Dataset records on visual material:

────────────────────

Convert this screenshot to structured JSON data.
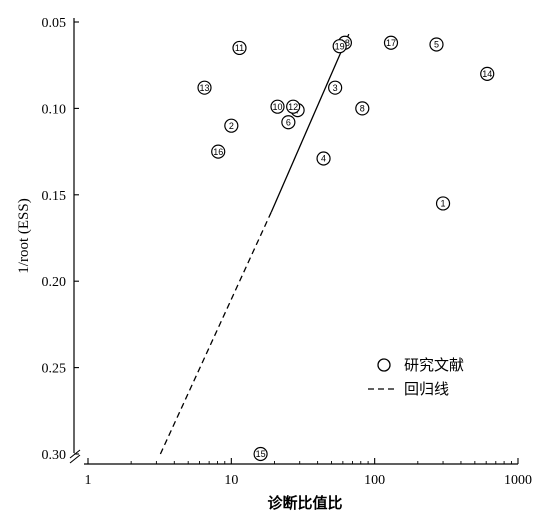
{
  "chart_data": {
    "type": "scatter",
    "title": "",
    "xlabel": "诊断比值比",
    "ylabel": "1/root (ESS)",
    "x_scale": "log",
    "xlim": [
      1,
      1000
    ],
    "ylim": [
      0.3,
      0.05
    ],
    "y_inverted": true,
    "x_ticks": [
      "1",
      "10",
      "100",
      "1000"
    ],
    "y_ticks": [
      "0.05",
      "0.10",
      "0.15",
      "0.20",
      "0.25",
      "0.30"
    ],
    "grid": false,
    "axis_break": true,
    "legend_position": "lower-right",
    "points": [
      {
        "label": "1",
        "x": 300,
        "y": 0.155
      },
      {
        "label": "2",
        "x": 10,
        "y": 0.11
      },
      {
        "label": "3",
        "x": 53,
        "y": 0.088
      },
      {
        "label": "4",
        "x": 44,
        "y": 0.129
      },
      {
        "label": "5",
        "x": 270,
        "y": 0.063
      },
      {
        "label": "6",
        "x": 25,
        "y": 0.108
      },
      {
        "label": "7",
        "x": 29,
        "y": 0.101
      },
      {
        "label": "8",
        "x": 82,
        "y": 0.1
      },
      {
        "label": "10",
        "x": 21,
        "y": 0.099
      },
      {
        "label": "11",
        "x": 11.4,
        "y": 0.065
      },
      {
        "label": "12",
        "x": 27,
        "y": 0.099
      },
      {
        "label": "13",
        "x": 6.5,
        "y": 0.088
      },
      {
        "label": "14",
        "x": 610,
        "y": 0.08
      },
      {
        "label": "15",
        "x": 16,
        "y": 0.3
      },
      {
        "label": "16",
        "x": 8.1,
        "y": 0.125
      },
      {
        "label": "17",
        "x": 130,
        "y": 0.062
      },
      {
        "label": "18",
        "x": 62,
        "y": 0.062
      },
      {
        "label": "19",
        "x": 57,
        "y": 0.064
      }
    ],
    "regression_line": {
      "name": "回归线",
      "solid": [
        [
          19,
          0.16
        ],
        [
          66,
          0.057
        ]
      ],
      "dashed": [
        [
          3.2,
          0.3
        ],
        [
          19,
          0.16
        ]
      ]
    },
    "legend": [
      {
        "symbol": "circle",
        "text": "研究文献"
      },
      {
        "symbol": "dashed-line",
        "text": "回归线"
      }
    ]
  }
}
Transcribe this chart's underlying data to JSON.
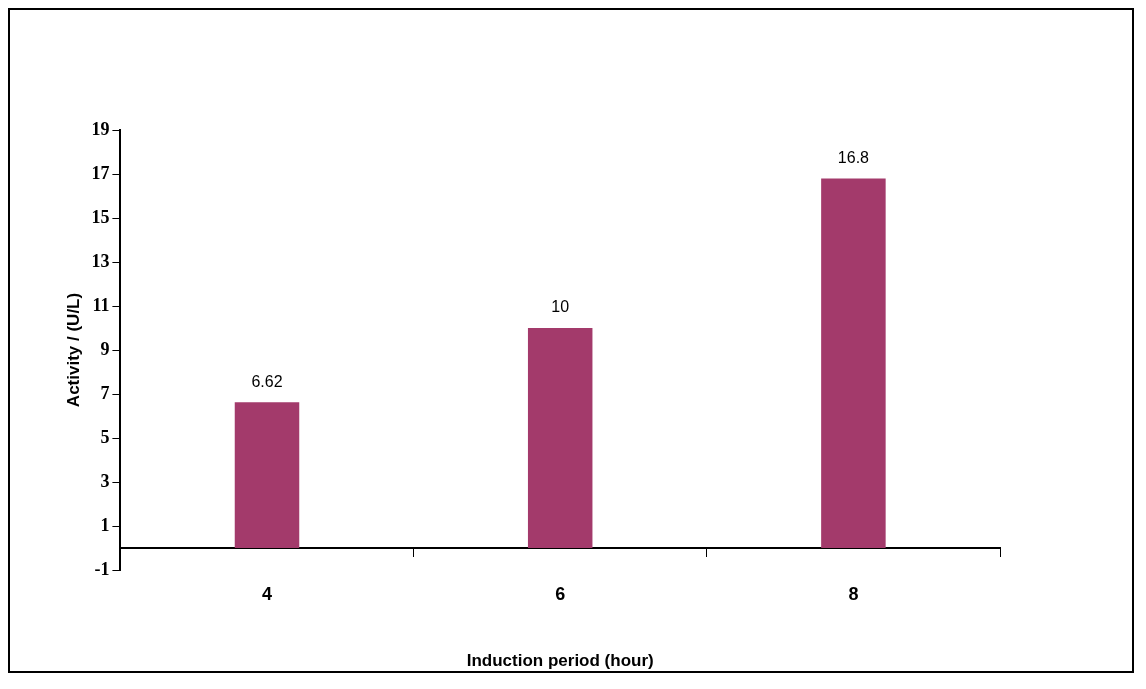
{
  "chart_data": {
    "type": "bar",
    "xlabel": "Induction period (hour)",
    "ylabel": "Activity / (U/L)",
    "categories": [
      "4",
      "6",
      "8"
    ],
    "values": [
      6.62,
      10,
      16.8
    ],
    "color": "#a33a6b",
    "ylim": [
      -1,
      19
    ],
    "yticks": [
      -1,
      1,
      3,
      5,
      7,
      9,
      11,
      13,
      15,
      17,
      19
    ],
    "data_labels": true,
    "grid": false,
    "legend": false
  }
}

────────────────────

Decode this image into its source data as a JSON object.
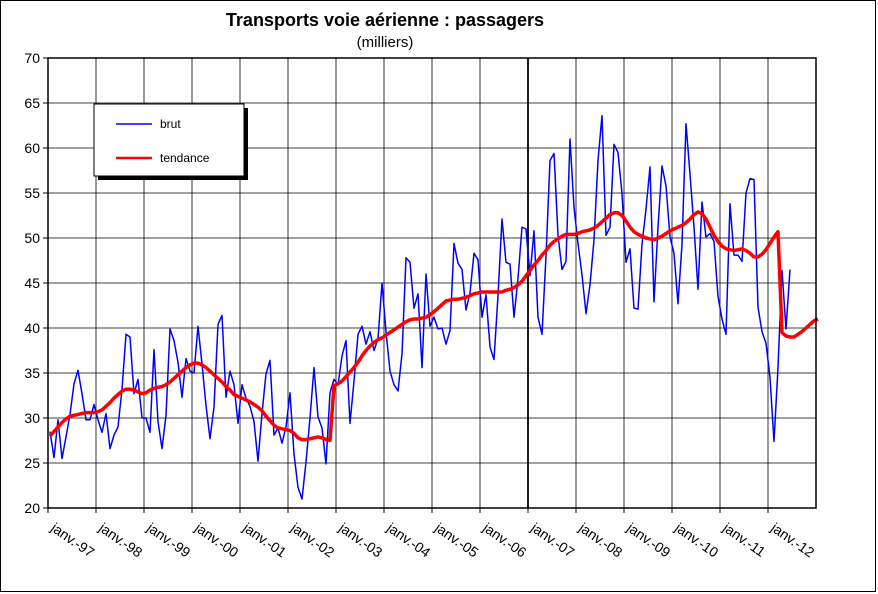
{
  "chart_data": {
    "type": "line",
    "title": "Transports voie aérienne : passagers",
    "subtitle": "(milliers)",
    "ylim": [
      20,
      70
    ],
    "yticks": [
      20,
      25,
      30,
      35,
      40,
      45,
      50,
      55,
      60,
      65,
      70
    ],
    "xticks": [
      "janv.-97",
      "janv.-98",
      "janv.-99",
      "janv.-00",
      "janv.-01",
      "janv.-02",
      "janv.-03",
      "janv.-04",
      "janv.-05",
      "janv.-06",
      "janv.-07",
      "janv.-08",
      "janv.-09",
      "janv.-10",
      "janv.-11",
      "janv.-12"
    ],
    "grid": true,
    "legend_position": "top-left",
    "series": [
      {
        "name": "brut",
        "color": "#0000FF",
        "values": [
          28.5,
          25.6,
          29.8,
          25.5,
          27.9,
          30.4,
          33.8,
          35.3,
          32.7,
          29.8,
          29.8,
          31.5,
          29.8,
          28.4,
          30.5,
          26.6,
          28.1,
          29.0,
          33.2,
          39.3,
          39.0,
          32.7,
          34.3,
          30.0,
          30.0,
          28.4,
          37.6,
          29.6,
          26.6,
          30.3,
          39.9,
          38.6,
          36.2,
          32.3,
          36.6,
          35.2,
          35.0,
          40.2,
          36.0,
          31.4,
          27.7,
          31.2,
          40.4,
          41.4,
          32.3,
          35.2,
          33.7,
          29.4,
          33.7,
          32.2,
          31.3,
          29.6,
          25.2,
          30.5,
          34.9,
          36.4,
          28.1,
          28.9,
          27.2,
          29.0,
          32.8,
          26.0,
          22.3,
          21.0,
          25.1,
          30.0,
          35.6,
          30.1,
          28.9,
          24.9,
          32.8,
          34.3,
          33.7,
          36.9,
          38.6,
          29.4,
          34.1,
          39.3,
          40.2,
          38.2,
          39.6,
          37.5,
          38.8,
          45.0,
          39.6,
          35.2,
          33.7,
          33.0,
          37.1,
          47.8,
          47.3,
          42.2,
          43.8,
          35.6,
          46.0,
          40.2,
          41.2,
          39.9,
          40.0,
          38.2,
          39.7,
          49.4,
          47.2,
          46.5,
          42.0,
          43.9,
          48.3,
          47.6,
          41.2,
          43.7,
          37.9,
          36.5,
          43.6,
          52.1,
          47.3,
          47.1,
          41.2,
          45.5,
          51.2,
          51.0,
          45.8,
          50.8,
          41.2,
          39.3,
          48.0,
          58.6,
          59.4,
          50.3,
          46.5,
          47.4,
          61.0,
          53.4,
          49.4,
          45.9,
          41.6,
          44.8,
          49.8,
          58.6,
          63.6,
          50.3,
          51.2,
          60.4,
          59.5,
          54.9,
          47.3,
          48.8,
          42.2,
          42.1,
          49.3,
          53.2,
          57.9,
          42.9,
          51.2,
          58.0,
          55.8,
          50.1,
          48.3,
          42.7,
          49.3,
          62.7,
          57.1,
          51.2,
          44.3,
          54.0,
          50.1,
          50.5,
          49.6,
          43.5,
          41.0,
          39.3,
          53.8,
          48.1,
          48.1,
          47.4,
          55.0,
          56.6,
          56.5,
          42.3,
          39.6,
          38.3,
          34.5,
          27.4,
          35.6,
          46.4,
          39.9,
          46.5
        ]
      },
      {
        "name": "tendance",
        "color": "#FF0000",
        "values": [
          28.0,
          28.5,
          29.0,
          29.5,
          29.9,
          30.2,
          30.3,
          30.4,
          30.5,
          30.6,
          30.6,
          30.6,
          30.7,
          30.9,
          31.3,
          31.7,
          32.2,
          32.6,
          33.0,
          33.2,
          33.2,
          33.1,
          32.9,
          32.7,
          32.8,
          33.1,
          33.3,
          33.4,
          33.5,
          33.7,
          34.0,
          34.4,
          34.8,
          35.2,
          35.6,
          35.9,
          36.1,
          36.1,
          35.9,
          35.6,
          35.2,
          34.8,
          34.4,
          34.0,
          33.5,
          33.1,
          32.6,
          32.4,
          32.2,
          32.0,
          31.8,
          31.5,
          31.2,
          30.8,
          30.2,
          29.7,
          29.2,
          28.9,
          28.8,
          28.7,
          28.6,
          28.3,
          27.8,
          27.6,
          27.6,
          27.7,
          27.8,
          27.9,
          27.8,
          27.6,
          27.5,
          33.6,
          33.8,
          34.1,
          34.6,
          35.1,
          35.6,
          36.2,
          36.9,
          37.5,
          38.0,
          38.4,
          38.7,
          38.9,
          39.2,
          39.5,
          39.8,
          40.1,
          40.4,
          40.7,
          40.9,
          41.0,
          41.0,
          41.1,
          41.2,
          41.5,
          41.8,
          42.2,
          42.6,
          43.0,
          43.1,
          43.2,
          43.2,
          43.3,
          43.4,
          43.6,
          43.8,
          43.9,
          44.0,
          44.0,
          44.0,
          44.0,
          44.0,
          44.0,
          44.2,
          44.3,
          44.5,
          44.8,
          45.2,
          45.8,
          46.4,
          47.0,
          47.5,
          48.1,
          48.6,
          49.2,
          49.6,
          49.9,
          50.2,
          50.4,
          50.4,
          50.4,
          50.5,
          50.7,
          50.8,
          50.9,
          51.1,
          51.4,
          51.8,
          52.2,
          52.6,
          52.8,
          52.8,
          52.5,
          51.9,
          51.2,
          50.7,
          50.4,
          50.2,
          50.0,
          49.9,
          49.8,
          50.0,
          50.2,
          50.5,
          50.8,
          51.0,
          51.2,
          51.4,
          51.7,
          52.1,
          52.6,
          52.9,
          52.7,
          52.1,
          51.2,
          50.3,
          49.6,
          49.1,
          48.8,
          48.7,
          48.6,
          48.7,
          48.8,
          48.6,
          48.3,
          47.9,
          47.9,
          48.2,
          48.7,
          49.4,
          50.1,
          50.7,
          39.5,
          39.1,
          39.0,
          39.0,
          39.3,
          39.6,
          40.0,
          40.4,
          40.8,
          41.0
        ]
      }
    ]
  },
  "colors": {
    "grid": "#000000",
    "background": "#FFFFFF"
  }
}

────────────────────

Aim of the task:
Extract every line from the records above that contains the word "JSON".

Written answer:
Convert this screenshot to structured JSON data.
Transcribe this chart's underlying data to JSON.
Decode this image into its source data as a JSON object.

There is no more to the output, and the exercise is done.